━━ RECORDS SHOWN

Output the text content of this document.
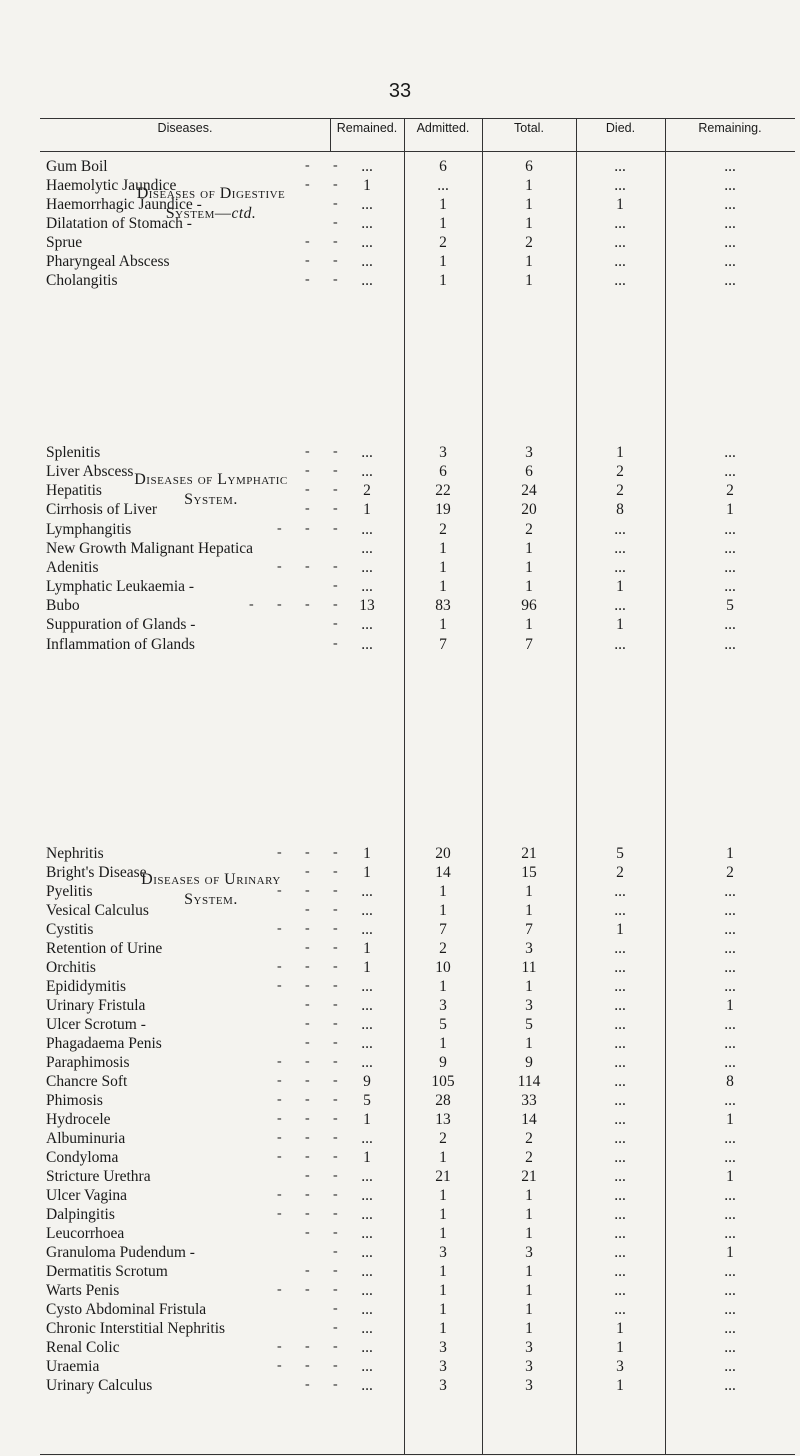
33
Diseases.	Remained.	Admitted.	Total.	Died.	Remaining.
Diseases of Digestive
System—ctd.
Gum Boil	- -	...	6	6	...	...
Haemolytic Jaundice	- -	1	...	1	...	...
Haemorrhagic Jaundice -	-	...	1	1	1	...
Dilatation of Stomach -	-	...	1	1	...	...
Sprue	- -	...	2	2	...	...
Pharyngeal Abscess	- -	...	1	1	...	...
Cholangitis	- -	...	1	1	...	...
Diseases of Lymphatic
System.
Splenitis	- -	...	3	3	1	...
Liver Abscess	- -	...	6	6	2	...
Hepatitis	- -	2	22	24	2	2
Cirrhosis of Liver	- -	1	19	20	8	1
Lymphangitis	- - -	...	2	2	...	...
New Growth Malignant Hepatica	...	1	1	...	...
Adenitis	- - -	...	1	1	...	...
Lymphatic Leukaemia -	-	...	1	1	1	...
Bubo	- - - -	13	83	96	...	5
Suppuration of Glands -	-	...	1	1	1	...
Inflammation of Glands	-	...	7	7	...	...
Diseases of Urinary
System.
Nephritis	- - -	1	20	21	5	1
Bright's Disease	- -	1	14	15	2	2
Pyelitis	- - -	...	1	1	...	...
Vesical Calculus	- -	...	1	1	...	...
Cystitis	- - -	...	7	7	1	...
Retention of Urine	- -	1	2	3	...	...
Orchitis	- - -	1	10	11	...	...
Epididymitis	- - -	...	1	1	...	...
Urinary Fristula	- -	...	3	3	...	1
Ulcer Scrotum -	- -	...	5	5	...	...
Phagadaema Penis	- -	...	1	1	...	...
Paraphimosis	- - -	...	9	9	...	...
Chancre Soft	- - -	9	105	114	...	8
Phimosis	- - -	5	28	33	...	...
Hydrocele	- - -	1	13	14	...	1
Albuminuria	- - -	...	2	2	...	...
Condyloma	- - -	1	1	2	...	...
Stricture Urethra	- -	...	21	21	...	1
Ulcer Vagina	- - -	...	1	1	...	...
Dalpingitis	- - -	...	1	1	...	...
Leucorrhoea	- -	...	1	1	...	...
Granuloma Pudendum -	-	...	3	3	...	1
Dermatitis Scrotum	- -	...	1	1	...	...
Warts Penis	- - -	...	1	1	...	...
Cysto Abdominal Fristula	-	...	1	1	...	...
Chronic Interstitial Nephritis	-	...	1	1	1	...
Renal Colic	- - -	...	3	3	1	...
Uraemia	- - -	...	3	3	3	...
Urinary Calculus	- -	...	3	3	1	...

━━━━

▶ WORK TO DO: Print each of the records above exactly as written, leaving no picture in the copy.

▶ WRITTEN RESPONSE:
Output the text content of this document.
33
Diseases.	Remained.	Admitted.	Total.	Died.	Remaining.
Diseases of Digestive
System—ctd.
Gum Boil	- -	...	6	6	...	...
Haemolytic Jaundice	- -	1	...	1	...	...
Haemorrhagic Jaundice -	-	...	1	1	1	...
Dilatation of Stomach -	-	...	1	1	...	...
Sprue	- -	...	2	2	...	...
Pharyngeal Abscess	- -	...	1	1	...	...
Cholangitis	- -	...	1	1	...	...
Diseases of Lymphatic
System.
Splenitis	- -	...	3	3	1	...
Liver Abscess	- -	...	6	6	2	...
Hepatitis	- -	2	22	24	2	2
Cirrhosis of Liver	- -	1	19	20	8	1
Lymphangitis	- - -	...	2	2	...	...
New Growth Malignant Hepatica	...	1	1	...	...
Adenitis	- - -	...	1	1	...	...
Lymphatic Leukaemia -	-	...	1	1	1	...
Bubo	- - - -	13	83	96	...	5
Suppuration of Glands -	-	...	1	1	1	...
Inflammation of Glands	-	...	7	7	...	...
Diseases of Urinary
System.
Nephritis	- - -	1	20	21	5	1
Bright's Disease	- -	1	14	15	2	2
Pyelitis	- - -	...	1	1	...	...
Vesical Calculus	- -	...	1	1	...	...
Cystitis	- - -	...	7	7	1	...
Retention of Urine	- -	1	2	3	...	...
Orchitis	- - -	1	10	11	...	...
Epididymitis	- - -	...	1	1	...	...
Urinary Fristula	- -	...	3	3	...	1
Ulcer Scrotum -	- -	...	5	5	...	...
Phagadaema Penis	- -	...	1	1	...	...
Paraphimosis	- - -	...	9	9	...	...
Chancre Soft	- - -	9	105	114	...	8
Phimosis	- - -	5	28	33	...	...
Hydrocele	- - -	1	13	14	...	1
Albuminuria	- - -	...	2	2	...	...
Condyloma	- - -	1	1	2	...	...
Stricture Urethra	- -	...	21	21	...	1
Ulcer Vagina	- - -	...	1	1	...	...
Dalpingitis	- - -	...	1	1	...	...
Leucorrhoea	- -	...	1	1	...	...
Granuloma Pudendum -	-	...	3	3	...	1
Dermatitis Scrotum	- -	...	1	1	...	...
Warts Penis	- - -	...	1	1	...	...
Cysto Abdominal Fristula	-	...	1	1	...	...
Chronic Interstitial Nephritis	-	...	1	1	1	...
Renal Colic	- - -	...	3	3	1	...
Uraemia	- - -	...	3	3	3	...
Urinary Calculus	- -	...	3	3	1	...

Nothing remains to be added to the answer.